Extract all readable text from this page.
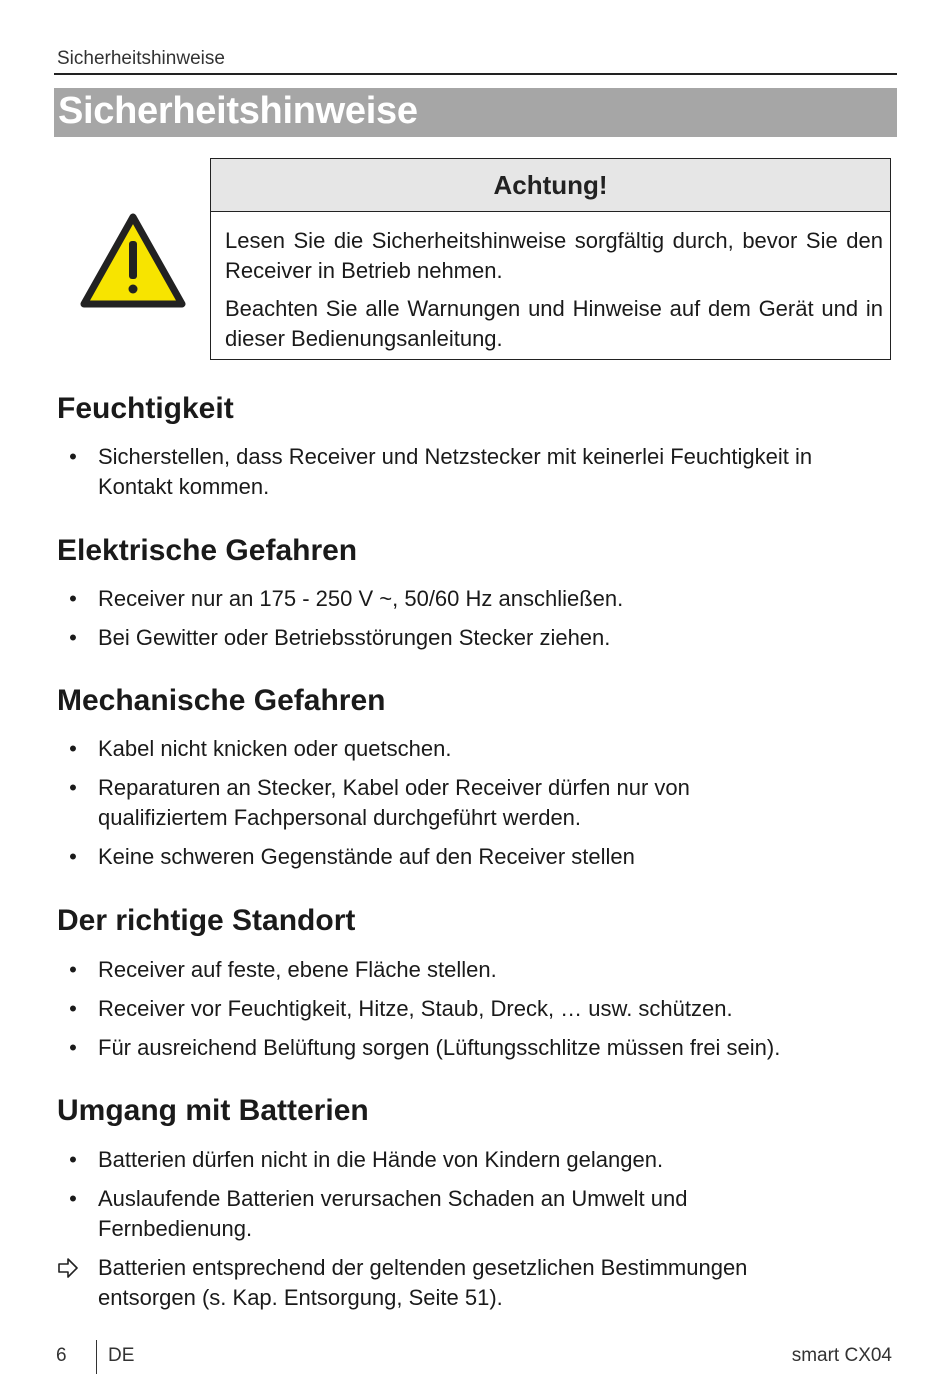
Sicherheitshinweise
Sicherheitshinweise
Achtung!

Lesen Sie die Sicherheitshinweise sorgfältig durch, bevor Sie den Receiver in Betrieb nehmen.

Beachten Sie alle Warnungen und Hinweise auf dem Gerät und in dieser Bedienungsanleitung.

Feuchtigkeit
• Sicherstellen, dass Receiver und Netzstecker mit keinerlei Feuchtigkeit in Kontakt kommen.
Elektrische Gefahren
• Receiver nur an 175 - 250 V ~, 50/60 Hz anschließen.
• Bei Gewitter oder Betriebsstörungen Stecker ziehen.
Mechanische Gefahren
• Kabel nicht knicken oder quetschen.
• Reparaturen an Stecker, Kabel oder Receiver dürfen nur von qualifiziertem Fachpersonal durchgeführt werden.
• Keine schweren Gegenstände auf den Receiver stellen
Der richtige Standort
• Receiver auf feste, ebene Fläche stellen.
• Receiver vor Feuchtigkeit, Hitze, Staub, Dreck, … usw. schützen.
• Für ausreichend Belüftung sorgen (Lüftungsschlitze müssen frei sein).
Umgang mit Batterien
• Batterien dürfen nicht in die Hände von Kindern gelangen.
• Auslaufende Batterien verursachen Schaden an Umwelt und Fernbedienung.
Batterien entsprechend der geltenden gesetzlichen Bestimmungen entsorgen (s. Kap. Entsorgung, Seite 51).
6 DE	smart CX04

***

:: PROBLEM DESCRIPTION ::
In this exercise, set down all of the data exactly, without the pictures.

:: RESPONSE BELOW ::
Extract all readable text from this page.
Sicherheitshinweise
Sicherheitshinweise
Achtung!

Lesen Sie die Sicherheitshinweise sorgfältig durch, bevor Sie den Receiver in Betrieb nehmen.

Beachten Sie alle Warnungen und Hinweise auf dem Gerät und in dieser Bedienungsanleitung.

Feuchtigkeit
• Sicherstellen, dass Receiver und Netzstecker mit keinerlei Feuchtigkeit in Kontakt kommen.
Elektrische Gefahren
• Receiver nur an 175 - 250 V ~, 50/60 Hz anschließen.
• Bei Gewitter oder Betriebsstörungen Stecker ziehen.
Mechanische Gefahren
• Kabel nicht knicken oder quetschen.
• Reparaturen an Stecker, Kabel oder Receiver dürfen nur von qualifiziertem Fachpersonal durchgeführt werden.
• Keine schweren Gegenstände auf den Receiver stellen
Der richtige Standort
• Receiver auf feste, ebene Fläche stellen.
• Receiver vor Feuchtigkeit, Hitze, Staub, Dreck, … usw. schützen.
• Für ausreichend Belüftung sorgen (Lüftungsschlitze müssen frei sein).
Umgang mit Batterien
• Batterien dürfen nicht in die Hände von Kindern gelangen.
• Auslaufende Batterien verursachen Schaden an Umwelt und Fernbedienung.
Batterien entsprechend der geltenden gesetzlichen Bestimmungen entsorgen (s. Kap. Entsorgung, Seite 51).
6 DE	smart CX04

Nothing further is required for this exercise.